Exercise description:
Extract the lines that carry the string "Verbundenheit" from the listing.

(Dataset entries)
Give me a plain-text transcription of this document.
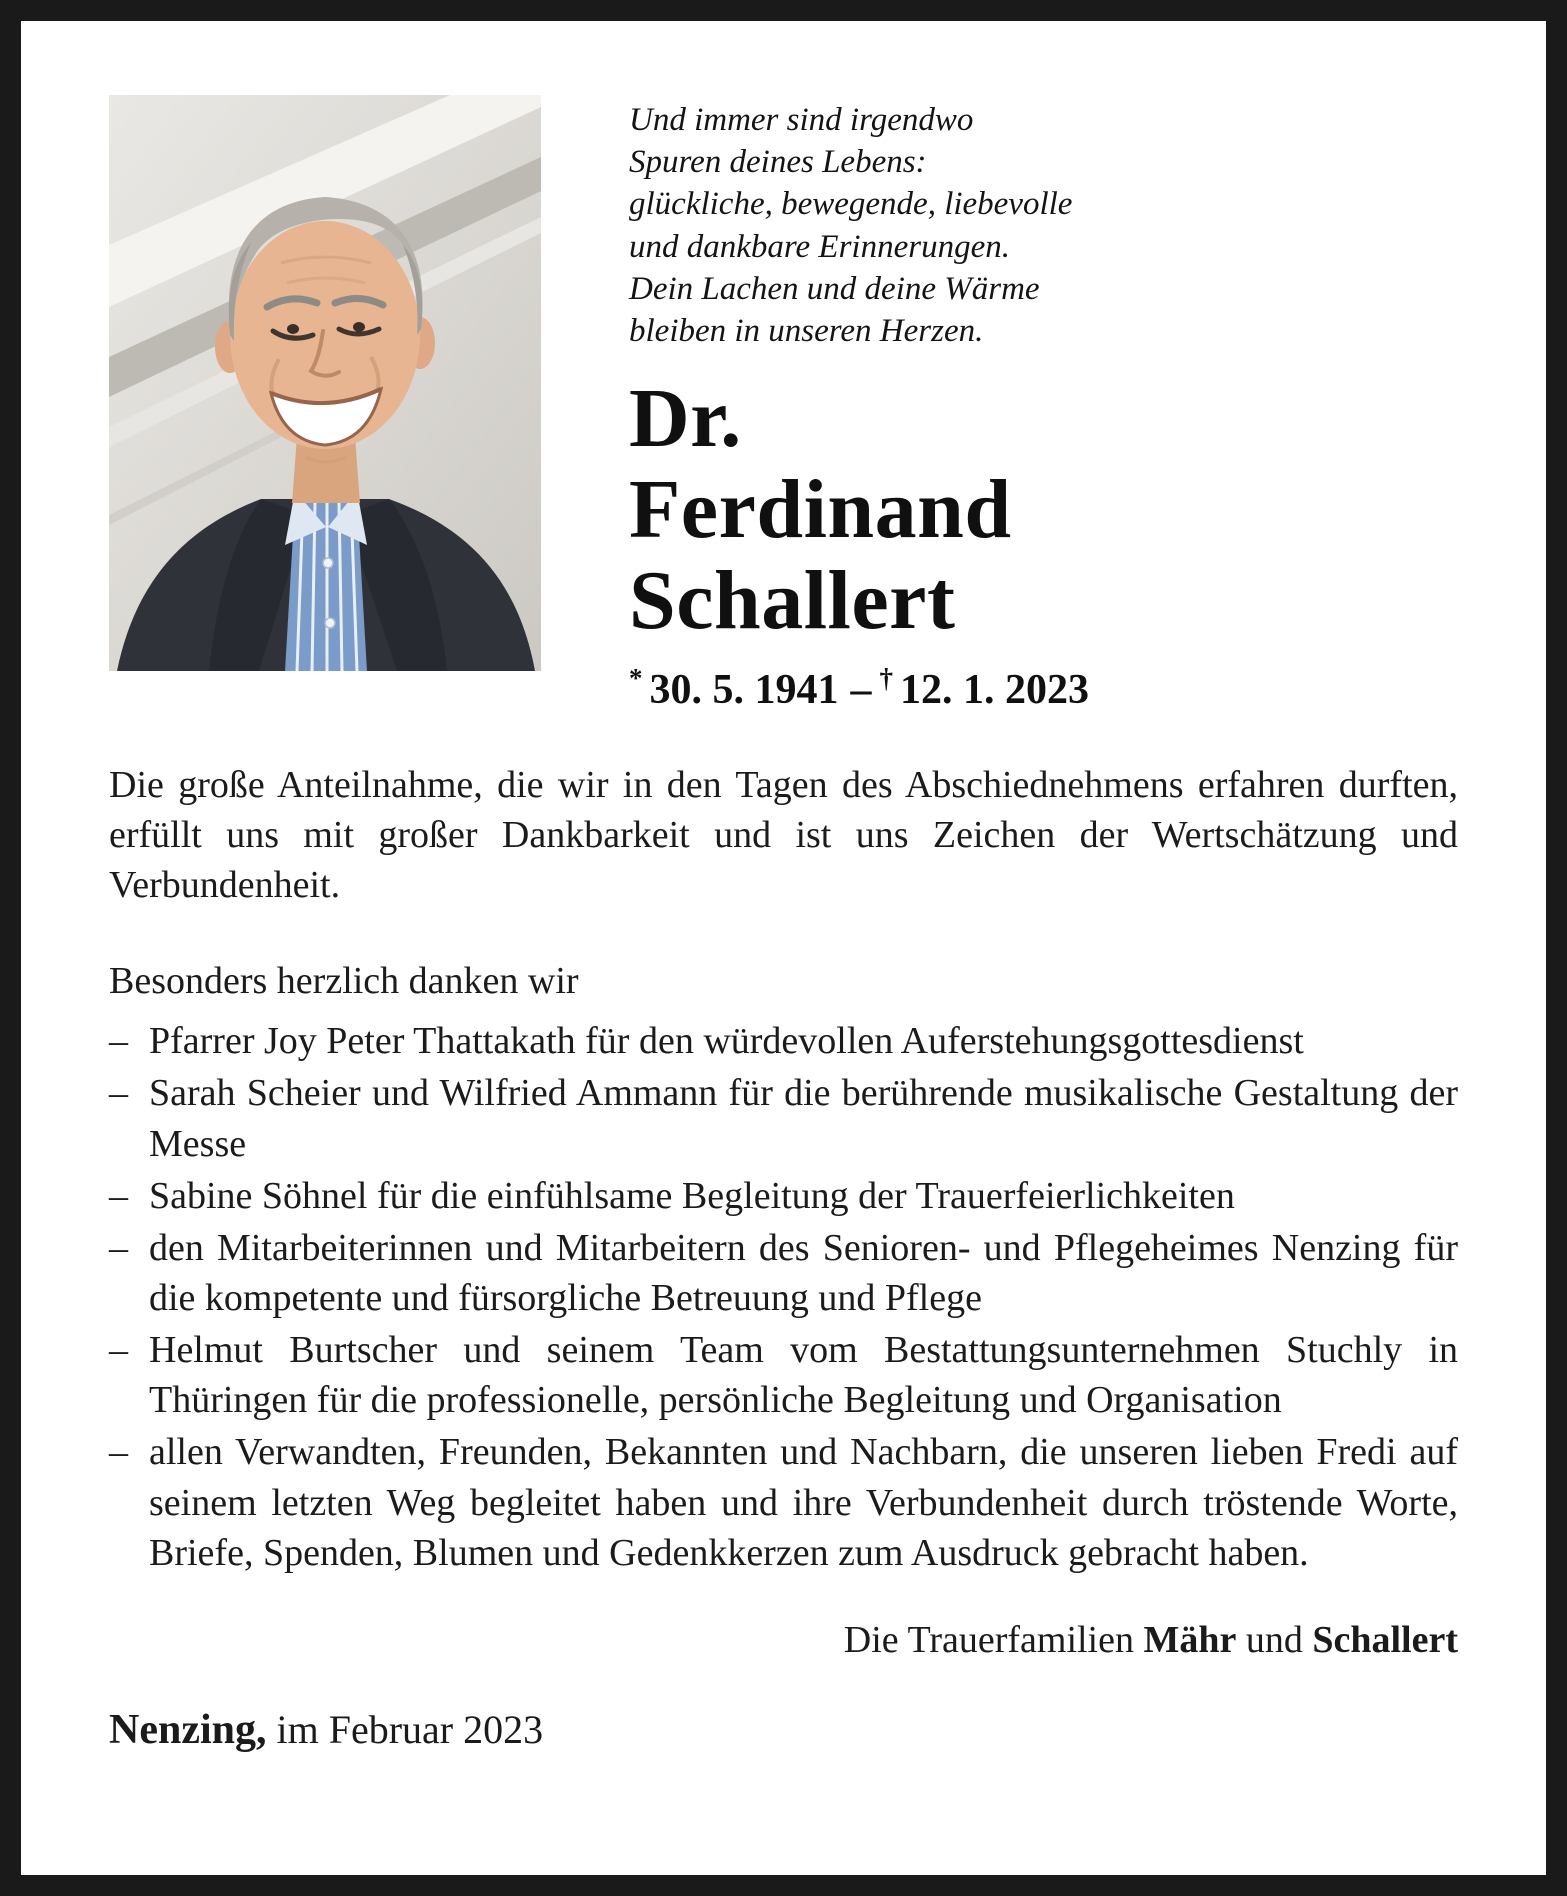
Und immer sind irgendwo
Spuren deines Lebens:
glückliche, bewegende, liebevolle
und dankbare Erinnerungen.
Dein Lachen und deine Wärme
bleiben in unseren Herzen.
Dr.
Ferdinand
Schallert
* 30. 5. 1941 – † 12. 1. 2023

Die große Anteilnahme, die wir in den Tagen des Abschiednehmens erfahren durften, erfüllt uns mit großer Dankbarkeit und ist uns Zeichen der Wertschätzung und Verbundenheit.

Besonders herzlich danken wir

– Pfarrer Joy Peter Thattakath für den würdevollen Auferstehungsgottesdienst
– Sarah Scheier und Wilfried Ammann für die berührende musikalische Gestaltung der Messe
– Sabine Söhnel für die einfühlsame Begleitung der Trauerfeierlichkeiten
– den Mitarbeiterinnen und Mitarbeitern des Senioren- und Pflegeheimes Nenzing für die kompetente und fürsorgliche Betreuung und Pflege
– Helmut Burtscher und seinem Team vom Bestattungsunternehmen Stuchly in Thüringen für die professionelle, persönliche Begleitung und Organisation
– allen Verwandten, Freunden, Bekannten und Nachbarn, die unseren lieben Fredi auf seinem letzten Weg begleitet haben und ihre Verbundenheit durch tröstende Worte, Briefe, Spenden, Blumen und Gedenkkerzen zum Ausdruck gebracht haben.
Die Trauerfamilien Mähr und Schallert
Nenzing, im Februar 2023
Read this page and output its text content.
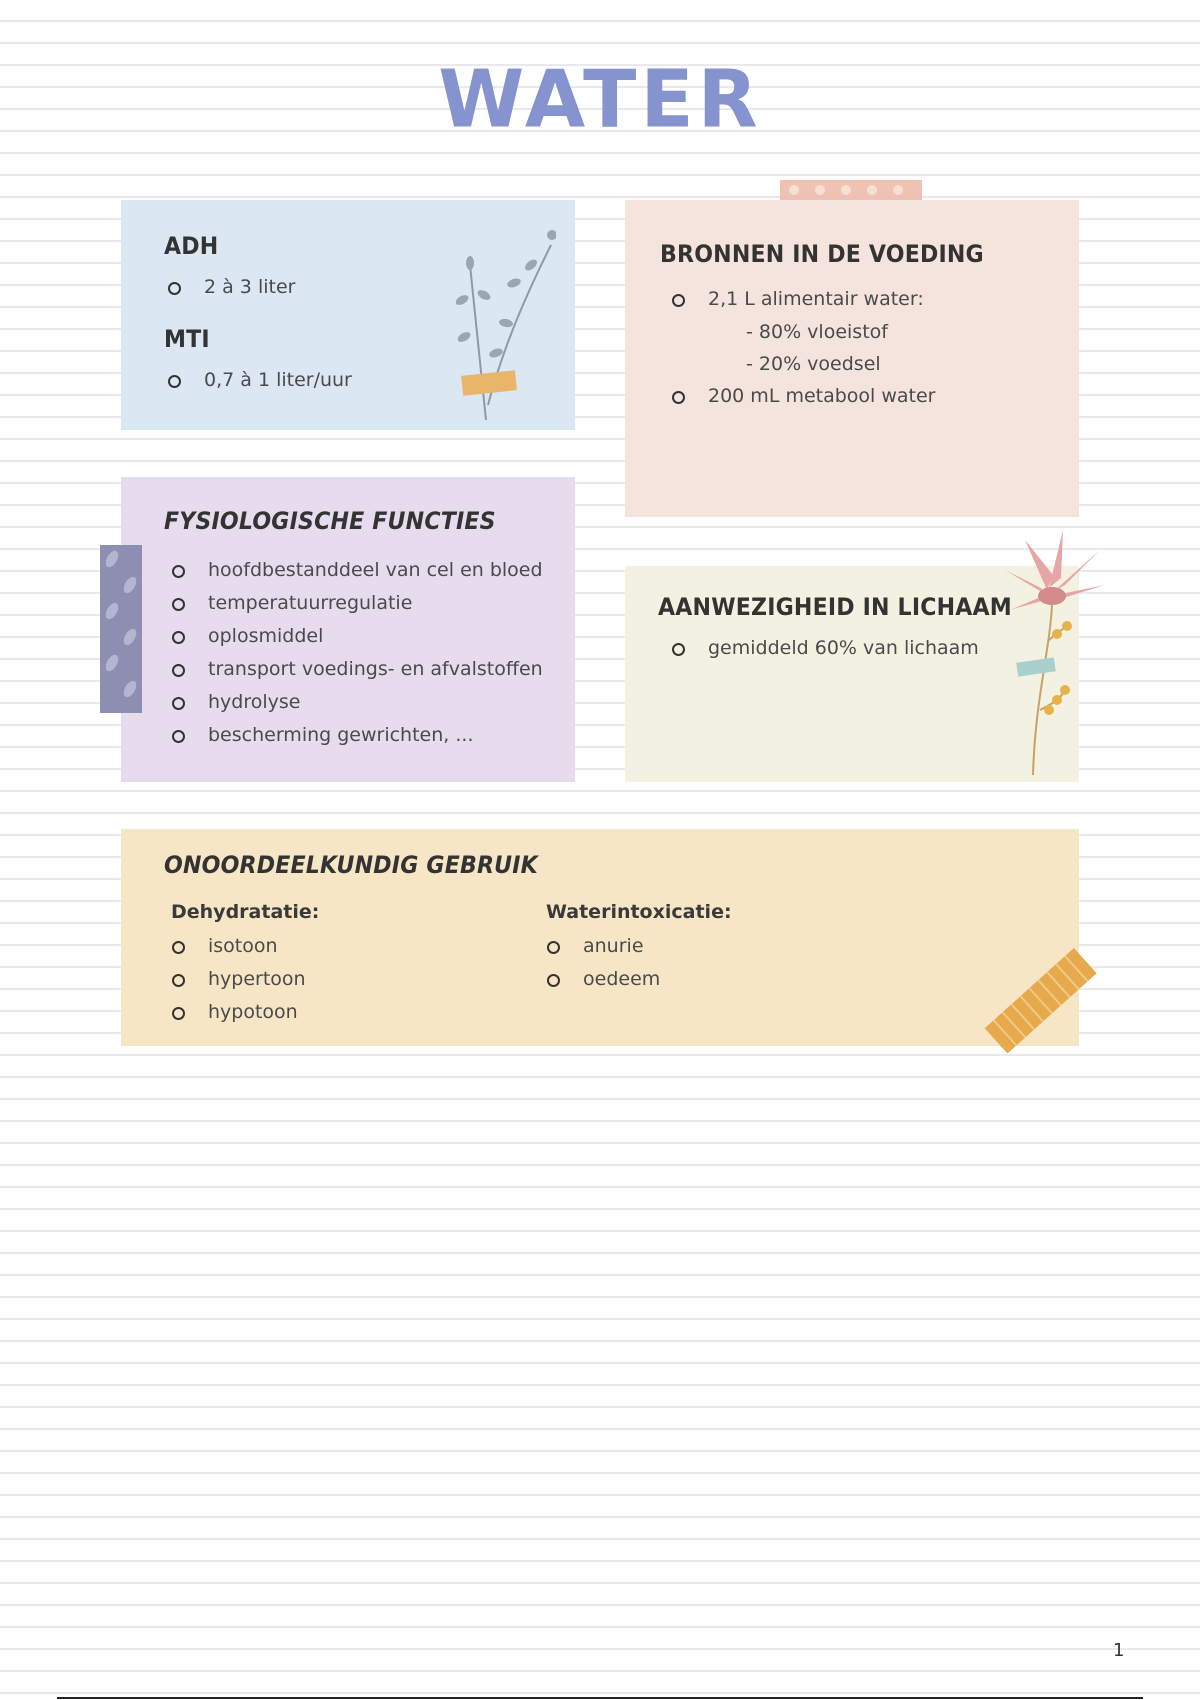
WATER
ADH
2 à 3 liter
MTI
0,7 à 1 liter/uur
BRONNEN IN DE VOEDING
2,1 L alimentair water:
- 80% vloeistof
- 20% voedsel
200 mL metabool water
FYSIOLOGISCHE FUNCTIES
hoofdbestanddeel van cel en bloed
temperatuurregulatie
oplosmiddel
transport voedings- en afvalstoffen
hydrolyse
bescherming gewrichten, ...
AANWEZIGHEID IN LICHAAM
gemiddeld 60% van lichaam
ONOORDEELKUNDIG GEBRUIK
Dehydratatie:
isotoon
hypertoon
hypotoon
Waterintoxicatie:
anurie
oedeem
1
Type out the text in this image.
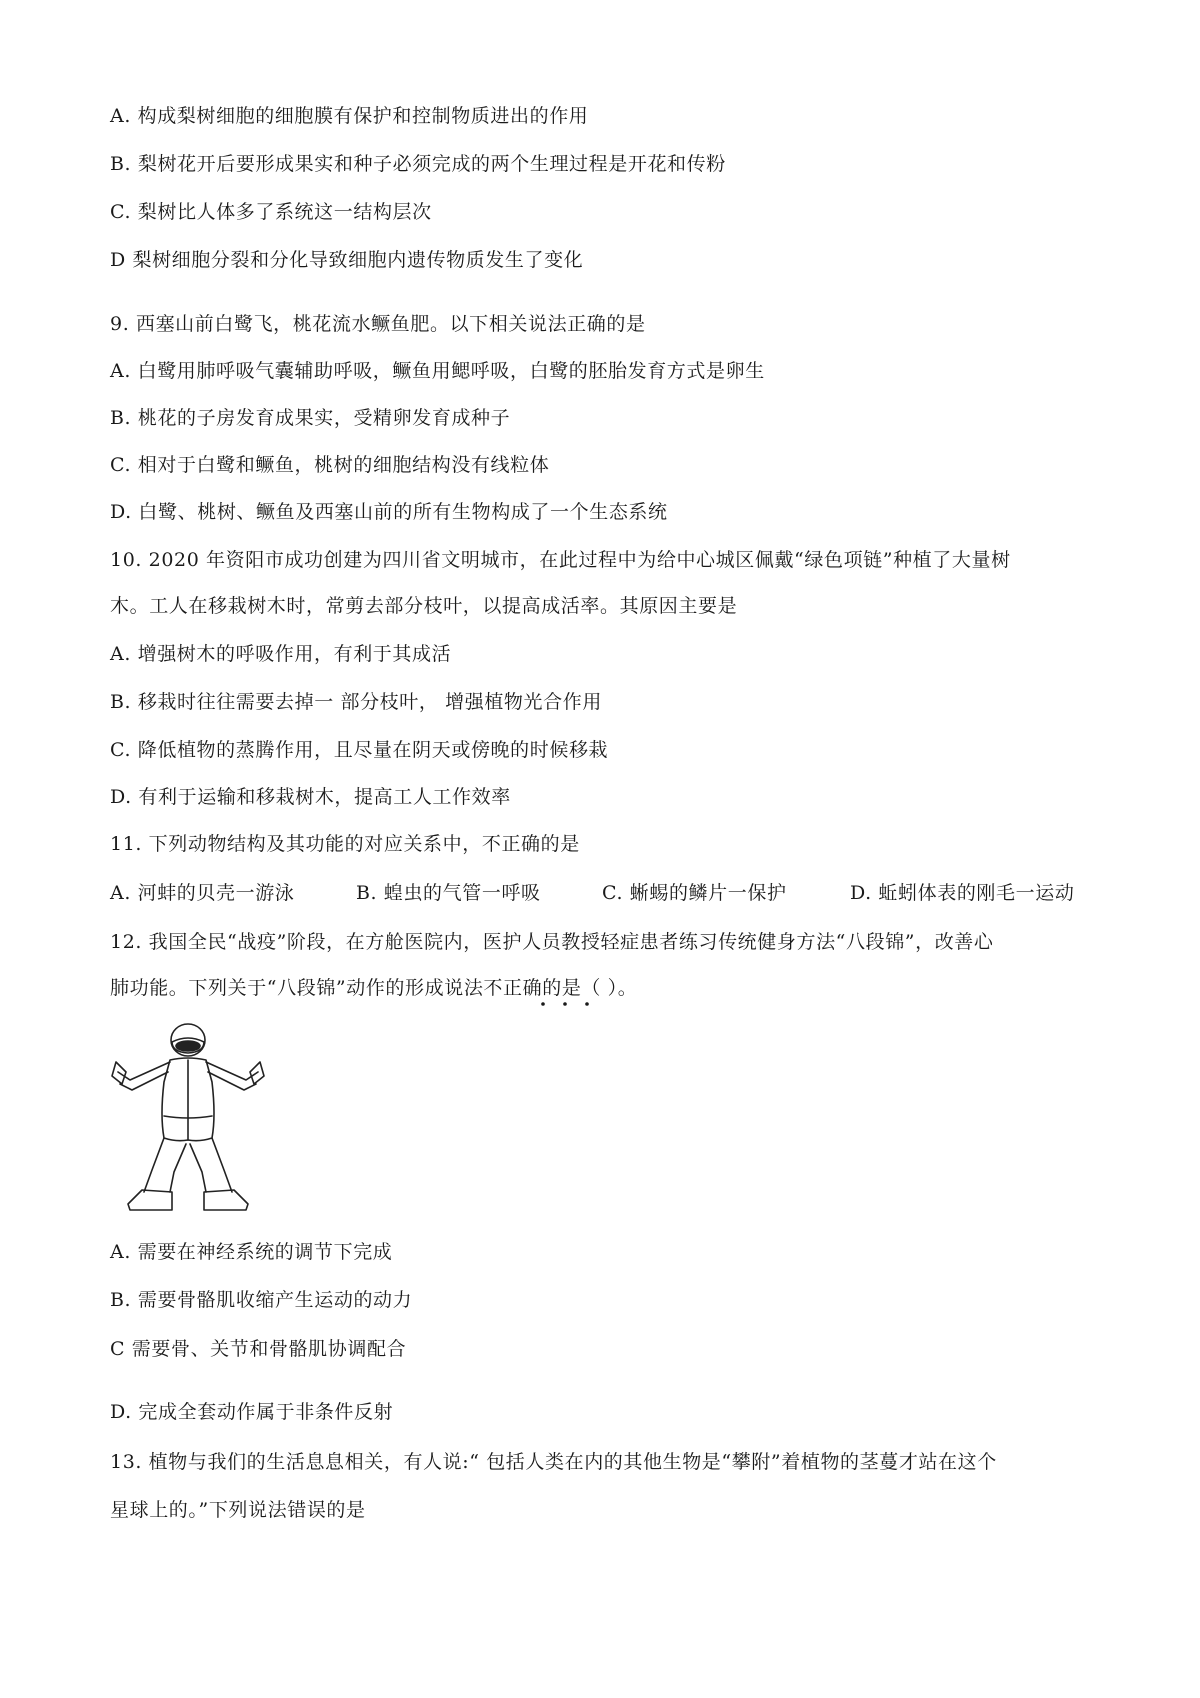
A. 构成梨树细胞的细胞膜有保护和控制物质进出的作用
B. 梨树花开后要形成果实和种子必须完成的两个生理过程是开花和传粉
C. 梨树比人体多了系统这一结构层次
D 梨树细胞分裂和分化导致细胞内遗传物质发生了变化
9. 西塞山前白鹭飞，桃花流水鳜鱼肥。以下相关说法正确的是
A. 白鹭用肺呼吸气囊辅助呼吸，鳜鱼用鳃呼吸，白鹭的胚胎发育方式是卵生
B. 桃花的子房发育成果实，受精卵发育成种子
C. 相对于白鹭和鳜鱼，桃树的细胞结构没有线粒体
D. 白鹭、桃树、鳜鱼及西塞山前的所有生物构成了一个生态系统
10. 2020 年资阳市成功创建为四川省文明城市，在此过程中为给中心城区佩戴“绿色项链”种植了大量树
木。工人在移栽树木时，常剪去部分枝叶，以提高成活率。其原因主要是
A. 增强树木的呼吸作用，有利于其成活
B. 移栽时往往需要去掉一 部分枝叶， 增强植物光合作用
C. 降低植物的蒸腾作用，且尽量在阴天或傍晚的时候移栽
D. 有利于运输和移栽树木，提高工人工作效率
11. 下列动物结构及其功能的对应关系中，不正确的是
A. 河蚌的贝壳一游泳	B. 蝗虫的气管一呼吸	C. 蜥蜴的鳞片一保护	D. 蚯蚓体表的刚毛一运动
12. 我国全民“战疫”阶段，在方舱医院内，医护人员教授轻症患者练习传统健身方法“八段锦”，改善心
肺功能。下列关于“八段锦”动作的形成说法不正确的是（ ）。
A. 需要在神经系统的调节下完成
B. 需要骨骼肌收缩产生运动的动力
C 需要骨、关节和骨骼肌协调配合
D. 完成全套动作属于非条件反射
13. 植物与我们的生活息息相关，有人说:“ 包括人类在内的其他生物是“攀附”着植物的茎蔓才站在这个
星球上的。”下列说法错误的是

Answer to the exercise:
Die große Anteilnahme, die wir in den Tagen des Abschiednehmens erfahren durften, erfüllt uns mit großer Dankbarkeit und ist uns Zeichen der Wertschätzung und Verbundenheit.
– allen Verwandten, Freunden, Bekannten und Nachbarn, die unseren lieben Fredi auf seinem letzten Weg begleitet haben und ihre Verbundenheit durch tröstende Worte, Briefe, Spenden, Blumen und Gedenkkerzen zum Ausdruck gebracht haben.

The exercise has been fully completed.